# Entries supplied start

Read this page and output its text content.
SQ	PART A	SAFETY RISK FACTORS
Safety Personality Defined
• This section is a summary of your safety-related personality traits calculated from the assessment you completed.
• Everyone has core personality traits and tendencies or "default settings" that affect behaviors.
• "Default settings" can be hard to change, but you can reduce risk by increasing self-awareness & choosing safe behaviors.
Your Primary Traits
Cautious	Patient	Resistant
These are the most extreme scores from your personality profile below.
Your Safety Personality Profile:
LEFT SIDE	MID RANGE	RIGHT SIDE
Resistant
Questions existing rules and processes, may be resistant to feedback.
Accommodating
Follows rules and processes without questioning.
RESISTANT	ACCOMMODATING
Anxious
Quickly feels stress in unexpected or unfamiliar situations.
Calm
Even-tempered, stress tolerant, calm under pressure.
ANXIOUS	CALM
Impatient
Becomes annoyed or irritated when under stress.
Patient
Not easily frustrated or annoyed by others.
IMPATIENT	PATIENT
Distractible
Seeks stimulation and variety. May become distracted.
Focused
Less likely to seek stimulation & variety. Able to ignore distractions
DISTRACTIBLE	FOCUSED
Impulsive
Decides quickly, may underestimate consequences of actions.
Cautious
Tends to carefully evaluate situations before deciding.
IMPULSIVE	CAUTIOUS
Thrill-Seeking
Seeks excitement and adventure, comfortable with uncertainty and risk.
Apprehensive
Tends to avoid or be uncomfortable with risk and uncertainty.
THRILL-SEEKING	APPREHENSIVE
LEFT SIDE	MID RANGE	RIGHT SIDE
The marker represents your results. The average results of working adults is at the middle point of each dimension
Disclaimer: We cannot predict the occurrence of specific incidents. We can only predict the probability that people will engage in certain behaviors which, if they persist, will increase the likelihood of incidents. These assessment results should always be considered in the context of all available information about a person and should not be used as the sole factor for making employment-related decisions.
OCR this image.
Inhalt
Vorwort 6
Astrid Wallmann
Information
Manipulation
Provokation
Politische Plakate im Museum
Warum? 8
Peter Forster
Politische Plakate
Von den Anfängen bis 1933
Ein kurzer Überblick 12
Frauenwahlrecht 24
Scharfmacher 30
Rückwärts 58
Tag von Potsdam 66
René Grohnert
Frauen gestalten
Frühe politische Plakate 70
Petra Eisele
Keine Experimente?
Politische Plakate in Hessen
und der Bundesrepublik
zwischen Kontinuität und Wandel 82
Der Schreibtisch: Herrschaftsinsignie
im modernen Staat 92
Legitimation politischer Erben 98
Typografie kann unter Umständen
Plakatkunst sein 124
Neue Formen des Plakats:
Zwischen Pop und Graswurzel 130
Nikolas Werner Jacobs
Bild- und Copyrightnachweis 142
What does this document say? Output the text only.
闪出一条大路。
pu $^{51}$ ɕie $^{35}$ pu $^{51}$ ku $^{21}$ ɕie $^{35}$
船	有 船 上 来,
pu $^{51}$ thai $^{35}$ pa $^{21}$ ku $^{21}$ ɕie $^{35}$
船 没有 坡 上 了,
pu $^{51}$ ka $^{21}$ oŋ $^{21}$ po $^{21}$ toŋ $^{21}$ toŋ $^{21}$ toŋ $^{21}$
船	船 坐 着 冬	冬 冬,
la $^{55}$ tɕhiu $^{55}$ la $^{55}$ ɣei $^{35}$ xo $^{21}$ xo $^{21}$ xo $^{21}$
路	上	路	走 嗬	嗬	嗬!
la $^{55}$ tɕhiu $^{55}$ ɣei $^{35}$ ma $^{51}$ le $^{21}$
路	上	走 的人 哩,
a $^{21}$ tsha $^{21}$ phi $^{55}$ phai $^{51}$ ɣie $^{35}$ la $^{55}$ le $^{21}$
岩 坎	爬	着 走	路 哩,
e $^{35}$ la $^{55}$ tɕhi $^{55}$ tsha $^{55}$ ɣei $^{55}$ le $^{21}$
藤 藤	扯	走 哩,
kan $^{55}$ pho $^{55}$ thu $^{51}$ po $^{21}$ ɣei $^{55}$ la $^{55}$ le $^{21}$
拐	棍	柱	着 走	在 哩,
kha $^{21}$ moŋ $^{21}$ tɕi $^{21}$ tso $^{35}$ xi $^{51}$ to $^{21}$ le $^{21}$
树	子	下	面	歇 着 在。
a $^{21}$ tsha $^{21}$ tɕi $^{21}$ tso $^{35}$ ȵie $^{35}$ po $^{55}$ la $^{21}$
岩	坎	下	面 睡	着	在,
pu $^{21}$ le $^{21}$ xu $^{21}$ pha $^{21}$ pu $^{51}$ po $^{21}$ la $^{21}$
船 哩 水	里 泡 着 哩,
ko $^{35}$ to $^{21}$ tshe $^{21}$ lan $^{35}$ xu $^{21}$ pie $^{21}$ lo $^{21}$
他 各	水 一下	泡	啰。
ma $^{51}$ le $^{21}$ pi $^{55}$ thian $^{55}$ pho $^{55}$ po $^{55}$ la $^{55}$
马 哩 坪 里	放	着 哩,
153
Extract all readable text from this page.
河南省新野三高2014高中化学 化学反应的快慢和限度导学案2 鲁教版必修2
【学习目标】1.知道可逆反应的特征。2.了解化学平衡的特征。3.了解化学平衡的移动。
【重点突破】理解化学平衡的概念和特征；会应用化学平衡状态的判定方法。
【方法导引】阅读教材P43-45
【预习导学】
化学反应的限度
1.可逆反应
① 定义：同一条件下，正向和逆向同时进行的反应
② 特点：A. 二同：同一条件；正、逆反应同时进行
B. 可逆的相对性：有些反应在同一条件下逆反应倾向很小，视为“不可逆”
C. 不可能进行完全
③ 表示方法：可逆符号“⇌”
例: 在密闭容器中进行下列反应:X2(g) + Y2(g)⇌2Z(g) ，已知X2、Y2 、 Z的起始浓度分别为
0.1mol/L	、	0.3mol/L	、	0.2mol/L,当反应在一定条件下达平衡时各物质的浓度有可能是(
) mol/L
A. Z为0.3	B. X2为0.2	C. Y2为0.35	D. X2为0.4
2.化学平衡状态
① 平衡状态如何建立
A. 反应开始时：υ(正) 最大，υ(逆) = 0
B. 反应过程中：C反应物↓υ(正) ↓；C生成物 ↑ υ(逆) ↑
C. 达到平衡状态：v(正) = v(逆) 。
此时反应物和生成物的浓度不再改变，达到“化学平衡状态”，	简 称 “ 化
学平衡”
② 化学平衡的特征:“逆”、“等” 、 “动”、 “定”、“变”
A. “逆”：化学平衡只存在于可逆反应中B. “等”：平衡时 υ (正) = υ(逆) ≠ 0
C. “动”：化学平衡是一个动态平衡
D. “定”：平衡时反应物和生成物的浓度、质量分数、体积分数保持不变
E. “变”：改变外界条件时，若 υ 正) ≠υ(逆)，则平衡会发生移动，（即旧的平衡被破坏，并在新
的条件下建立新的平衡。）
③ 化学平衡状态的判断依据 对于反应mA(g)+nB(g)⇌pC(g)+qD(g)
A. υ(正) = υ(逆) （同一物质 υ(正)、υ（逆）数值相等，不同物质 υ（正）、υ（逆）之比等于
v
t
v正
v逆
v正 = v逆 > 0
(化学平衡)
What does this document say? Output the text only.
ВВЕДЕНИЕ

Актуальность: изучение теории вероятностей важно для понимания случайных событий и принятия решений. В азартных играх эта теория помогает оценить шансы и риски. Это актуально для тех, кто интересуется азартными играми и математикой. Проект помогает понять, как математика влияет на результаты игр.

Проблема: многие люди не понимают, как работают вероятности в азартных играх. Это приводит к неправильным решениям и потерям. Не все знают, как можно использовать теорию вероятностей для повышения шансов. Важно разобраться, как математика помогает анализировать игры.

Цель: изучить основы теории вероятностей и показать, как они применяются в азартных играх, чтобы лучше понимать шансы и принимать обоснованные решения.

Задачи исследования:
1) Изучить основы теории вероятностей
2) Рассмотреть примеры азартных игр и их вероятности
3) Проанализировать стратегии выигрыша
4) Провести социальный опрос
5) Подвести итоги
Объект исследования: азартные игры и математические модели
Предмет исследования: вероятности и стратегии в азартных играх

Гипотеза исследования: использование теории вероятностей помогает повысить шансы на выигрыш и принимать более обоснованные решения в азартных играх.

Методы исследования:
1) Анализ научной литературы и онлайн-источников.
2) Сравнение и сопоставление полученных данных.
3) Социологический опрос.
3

# Entries supplied end

Report each line in the preceding entries that holds the string "tsha".

- **Written reply**:
a $^{21}$ tsha $^{21}$ phi $^{55}$ phai $^{51}$ ɣie $^{35}$ la $^{55}$ le $^{21}$
e $^{35}$ la $^{55}$ tɕhi $^{55}$ tsha $^{55}$ ɣei $^{55}$ le $^{21}$
a $^{21}$ tsha $^{21}$ tɕi $^{21}$ tso $^{35}$ ȵie $^{35}$ po $^{55}$ la $^{21}$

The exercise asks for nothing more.